● PROMPT:
Rewrite the data from the line that has "1066, 368, 1085]" through the line that has "746, 579, 765]", with "interactable" replaced by "clickable" and nothing else altered.
►
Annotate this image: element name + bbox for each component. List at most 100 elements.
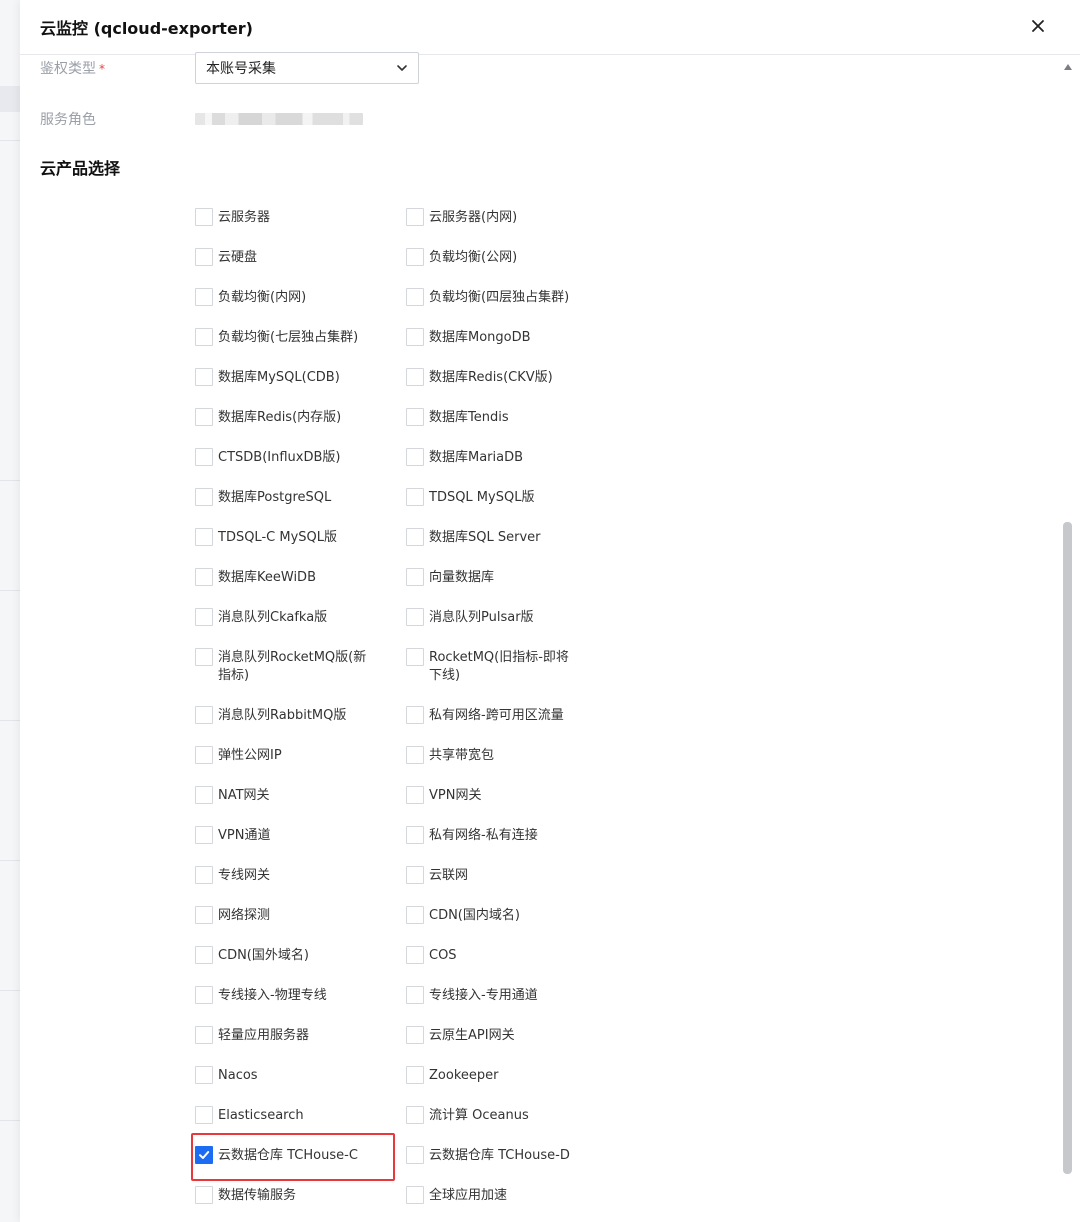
- product-checkbox-item[interactable]: Nacos: [195, 1066, 368, 1085]
- product-checkbox-item[interactable]: CDN(国外域名): [195, 946, 368, 965]
- product-checkbox-item[interactable]: COS: [406, 946, 579, 965]
- product-checkbox-item[interactable]: 向量数据库: [406, 568, 579, 587]
- checkbox[interactable]: [195, 986, 213, 1004]
- product-checkbox-item[interactable]: 共享带宽包: [406, 746, 579, 765]
- product-checkbox-item[interactable]: 数据库Tendis: [406, 408, 579, 427]
- checkbox[interactable]: [195, 568, 213, 586]
- product-checkbox-item[interactable]: 专线接入-专用通道: [406, 986, 579, 1005]
- checkbox[interactable]: [195, 528, 213, 546]
- checkbox[interactable]: [406, 528, 424, 546]
- product-checkbox-item[interactable]: RocketMQ(旧指标-即将下线): [406, 648, 579, 685]
- product-checkbox-item[interactable]: 云硬盘: [195, 248, 368, 267]
- checkbox[interactable]: [406, 786, 424, 804]
- product-checkbox-item[interactable]: 数据库MariaDB: [406, 448, 579, 467]
- checkbox[interactable]: [406, 1146, 424, 1164]
- checkbox[interactable]: [406, 1106, 424, 1124]
- product-checkbox-item[interactable]: 私有网络-私有连接: [406, 826, 579, 845]
- product-checkbox-item[interactable]: CTSDB(InfluxDB版): [195, 448, 368, 467]
- checkbox[interactable]: [195, 288, 213, 306]
- product-checkbox-item[interactable]: 负载均衡(七层独占集群): [195, 328, 368, 347]
- product-checkbox-item[interactable]: 数据传输服务: [195, 1186, 368, 1205]
- product-checkbox-item[interactable]: 负载均衡(公网): [406, 248, 579, 267]
- product-checkbox-item[interactable]: NAT网关: [195, 786, 368, 805]
- product-checkbox-item[interactable]: Zookeeper: [406, 1066, 579, 1085]
- product-checkbox-item[interactable]: VPN网关: [406, 786, 579, 805]
- product-checkbox-item[interactable]: TDSQL-C MySQL版: [195, 528, 368, 547]
- product-checkbox-item[interactable]: 数据库PostgreSQL: [195, 488, 368, 507]
- close-button[interactable]: [1026, 14, 1050, 38]
- product-checkbox-item[interactable]: 消息队列RocketMQ版(新指标): [195, 648, 368, 685]
- product-checkbox-item[interactable]: 私有网络-跨可用区流量: [406, 706, 579, 725]
- product-checkbox-item[interactable]: 云联网: [406, 866, 579, 885]
- product-checkbox-item[interactable]: 云数据仓库 TCHouse-C: [195, 1146, 368, 1165]
- product-checkbox-item[interactable]: 云数据仓库 TCHouse-D: [406, 1146, 579, 1165]
- product-checkbox-item[interactable]: 专线网关: [195, 866, 368, 885]
- checkbox[interactable]: [195, 906, 213, 924]
- product-checkbox-item[interactable]: TDSQL MySQL版: [406, 488, 579, 507]
- checkbox[interactable]: [195, 248, 213, 266]
- checkbox[interactable]: [406, 866, 424, 884]
- product-checkbox-item[interactable]: 网络探测: [195, 906, 368, 925]
- checkbox[interactable]: [406, 568, 424, 586]
- checkbox[interactable]: [406, 488, 424, 506]
- product-checkbox-item[interactable]: Elasticsearch: [195, 1106, 368, 1125]
- product-checkbox-item[interactable]: VPN通道: [195, 826, 368, 845]
- product-checkbox-item[interactable]: 数据库SQL Server: [406, 528, 579, 547]
- product-checkbox-item[interactable]: 数据库MongoDB: [406, 328, 579, 347]
- product-checkbox-item[interactable]: 数据库Redis(内存版): [195, 408, 368, 427]
- checkbox[interactable]: [195, 488, 213, 506]
- checkbox[interactable]: [195, 746, 213, 764]
- checkbox[interactable]: [195, 1186, 213, 1204]
- checkbox[interactable]: [406, 986, 424, 1004]
- checkbox[interactable]: [195, 208, 213, 226]
- checkbox[interactable]: [195, 946, 213, 964]
- product-checkbox-item[interactable]: 流计算 Oceanus: [406, 1106, 579, 1125]
- checkbox[interactable]: [195, 328, 213, 346]
- checkbox[interactable]: [406, 826, 424, 844]
- checkbox[interactable]: [406, 608, 424, 626]
- checkbox[interactable]: [406, 1026, 424, 1044]
- checkbox[interactable]: [195, 826, 213, 844]
- scrollbar-thumb[interactable]: [1063, 522, 1072, 1174]
- checkbox[interactable]: [195, 1106, 213, 1124]
- auth-type-select[interactable]: 本账号采集: [195, 52, 419, 84]
- product-checkbox-item[interactable]: 全球应用加速: [406, 1186, 579, 1205]
- checkbox[interactable]: [195, 706, 213, 724]
- product-checkbox-item[interactable]: 云原生API网关: [406, 1026, 579, 1045]
- checkbox[interactable]: [406, 288, 424, 306]
- checkbox[interactable]: [195, 866, 213, 884]
- product-checkbox-item[interactable]: 云服务器(内网): [406, 208, 579, 227]
- product-checkbox-item[interactable]: 消息队列Ckafka版: [195, 608, 368, 627]
- checkbox[interactable]: [406, 648, 424, 666]
- product-checkbox-item[interactable]: 轻量应用服务器: [195, 1026, 368, 1045]
- checkbox[interactable]: [195, 648, 213, 666]
- checkbox[interactable]: [406, 368, 424, 386]
- checkbox[interactable]: [406, 208, 424, 226]
- checkbox[interactable]: [195, 368, 213, 386]
- product-checkbox-item[interactable]: 数据库MySQL(CDB): [195, 368, 368, 387]
- checkbox[interactable]: [195, 448, 213, 466]
- checkbox[interactable]: [406, 906, 424, 924]
- product-checkbox-item[interactable]: 数据库KeeWiDB: [195, 568, 368, 587]
- checkbox[interactable]: [195, 1066, 213, 1084]
- product-checkbox-item[interactable]: 负载均衡(内网): [195, 288, 368, 307]
- checkbox[interactable]: [195, 786, 213, 804]
- checkbox[interactable]: [406, 746, 424, 764]
- product-checkbox-item[interactable]: 消息队列RabbitMQ版: [195, 706, 368, 725]
- checkbox[interactable]: [406, 1186, 424, 1204]
- checkbox[interactable]: [406, 706, 424, 724]
- checkbox[interactable]: [406, 328, 424, 346]
- product-checkbox-item[interactable]: 弹性公网IP: [195, 746, 368, 765]
- product-checkbox-item[interactable]: CDN(国内域名): [406, 906, 579, 925]
- checkbox[interactable]: [406, 248, 424, 266]
- checkbox-checked[interactable]: [195, 1146, 213, 1164]
- product-checkbox-item[interactable]: 负载均衡(四层独占集群): [406, 288, 579, 307]
- scroll-up-icon[interactable]: [1063, 62, 1073, 72]
- checkbox[interactable]: [406, 946, 424, 964]
- checkbox[interactable]: [195, 1026, 213, 1044]
- product-checkbox-item[interactable]: 专线接入-物理专线: [195, 986, 368, 1005]
- checkbox[interactable]: [406, 1066, 424, 1084]
- checkbox[interactable]: [406, 408, 424, 426]
- checkbox[interactable]: [406, 448, 424, 466]
- product-checkbox-item[interactable]: 消息队列Pulsar版: [406, 608, 579, 627]
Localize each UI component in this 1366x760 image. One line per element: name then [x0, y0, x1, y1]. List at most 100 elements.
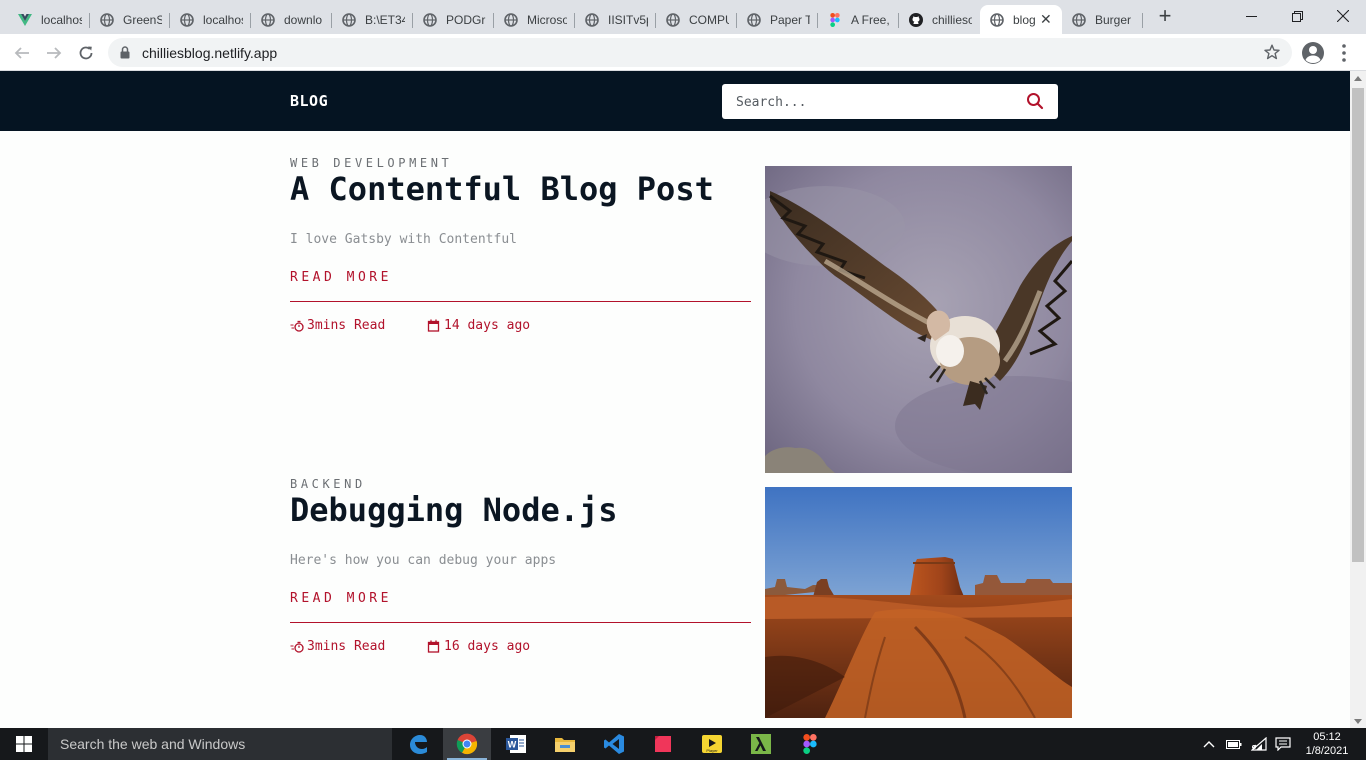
◄
● WORKED SOLUTION:
- product-checkbox-item[clickable]: Nacos: [195, 1066, 368, 1085]
- product-checkbox-item[clickable]: CDN(国外域名): [195, 946, 368, 965]
- product-checkbox-item[clickable]: COS: [406, 946, 579, 965]
- product-checkbox-item[clickable]: 向量数据库: [406, 568, 579, 587]
- checkbox[clickable]: [195, 986, 213, 1004]
- product-checkbox-item[clickable]: 共享带宽包: [406, 746, 579, 765]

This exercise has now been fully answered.